## Start Entries shown

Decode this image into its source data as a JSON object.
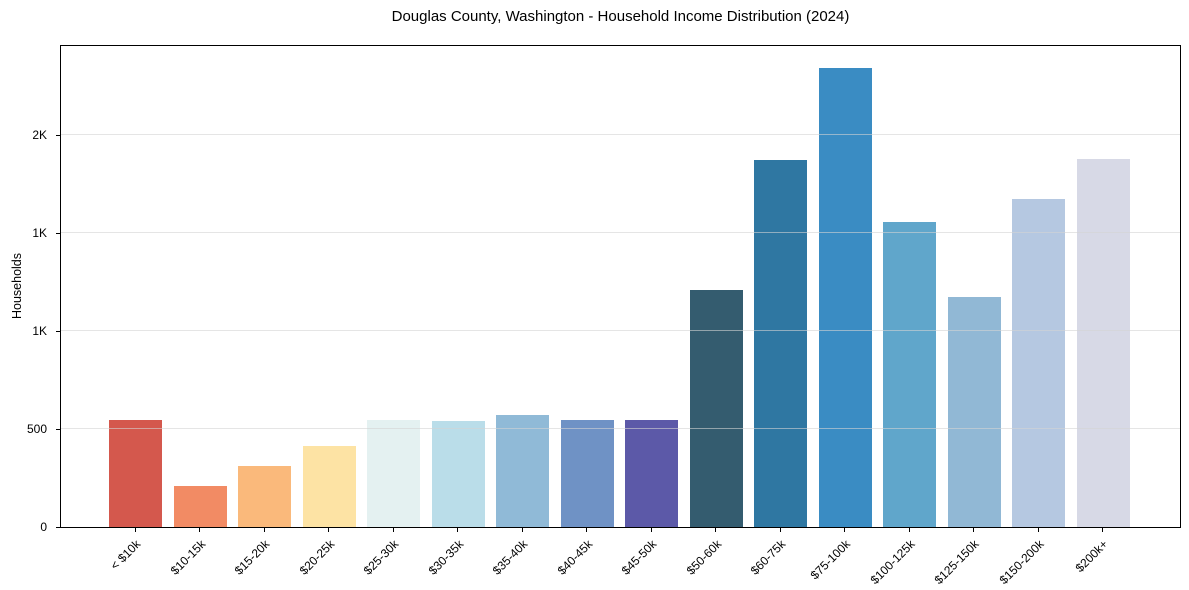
{
  "chart": {
    "title": "Douglas County, Washington - Household Income Distribution (2024)",
    "ylabel": "Households"
  },
  "chart_data": {
    "type": "bar",
    "title": "Douglas County, Washington - Household Income Distribution (2024)",
    "xlabel": "",
    "ylabel": "Households",
    "categories": [
      "< $10k",
      "$10-15k",
      "$15-20k",
      "$20-25k",
      "$25-30k",
      "$30-35k",
      "$35-40k",
      "$40-45k",
      "$45-50k",
      "$50-60k",
      "$60-75k",
      "$75-100k",
      "$100-125k",
      "$125-150k",
      "$150-200k",
      "$200k+"
    ],
    "values": [
      545,
      210,
      310,
      415,
      545,
      540,
      570,
      545,
      545,
      1210,
      1875,
      2345,
      1555,
      1175,
      1675,
      1880
    ],
    "bar_colors": [
      "#d4584d",
      "#f28b64",
      "#fab97b",
      "#fde3a4",
      "#e4f1f1",
      "#badde9",
      "#90bad7",
      "#6f92c5",
      "#5c59a8",
      "#345c6f",
      "#2f77a2",
      "#3a8cc3",
      "#60a6cb",
      "#91b8d5",
      "#b5c8e1",
      "#d7d9e6"
    ],
    "ylim": [
      0,
      2455
    ],
    "yticks": [
      {
        "value": 0,
        "label": "0"
      },
      {
        "value": 500,
        "label": "500"
      },
      {
        "value": 1000,
        "label": "1K"
      },
      {
        "value": 1500,
        "label": "1K"
      },
      {
        "value": 2000,
        "label": "2K"
      }
    ],
    "grid": "horizontal",
    "gridline_color": "#d4d4d4",
    "legend": "none",
    "background": "#ffffff",
    "spine_color": "#000000"
  }
}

## End Entries shown

## Work required
Without including the pictures, return each record above exactly as it stands.

## Solution to the problem
Decode this image into its source data as a JSON object.
{
  "chart": {
    "title": "Douglas County, Washington - Household Income Distribution (2024)",
    "ylabel": "Households"
  },
  "chart_data": {
    "type": "bar",
    "title": "Douglas County, Washington - Household Income Distribution (2024)",
    "xlabel": "",
    "ylabel": "Households",
    "categories": [
      "< $10k",
      "$10-15k",
      "$15-20k",
      "$20-25k",
      "$25-30k",
      "$30-35k",
      "$35-40k",
      "$40-45k",
      "$45-50k",
      "$50-60k",
      "$60-75k",
      "$75-100k",
      "$100-125k",
      "$125-150k",
      "$150-200k",
      "$200k+"
    ],
    "values": [
      545,
      210,
      310,
      415,
      545,
      540,
      570,
      545,
      545,
      1210,
      1875,
      2345,
      1555,
      1175,
      1675,
      1880
    ],
    "bar_colors": [
      "#d4584d",
      "#f28b64",
      "#fab97b",
      "#fde3a4",
      "#e4f1f1",
      "#badde9",
      "#90bad7",
      "#6f92c5",
      "#5c59a8",
      "#345c6f",
      "#2f77a2",
      "#3a8cc3",
      "#60a6cb",
      "#91b8d5",
      "#b5c8e1",
      "#d7d9e6"
    ],
    "ylim": [
      0,
      2455
    ],
    "yticks": [
      {
        "value": 0,
        "label": "0"
      },
      {
        "value": 500,
        "label": "500"
      },
      {
        "value": 1000,
        "label": "1K"
      },
      {
        "value": 1500,
        "label": "1K"
      },
      {
        "value": 2000,
        "label": "2K"
      }
    ],
    "grid": "horizontal",
    "gridline_color": "#d4d4d4",
    "legend": "none",
    "background": "#ffffff",
    "spine_color": "#000000"
  }
}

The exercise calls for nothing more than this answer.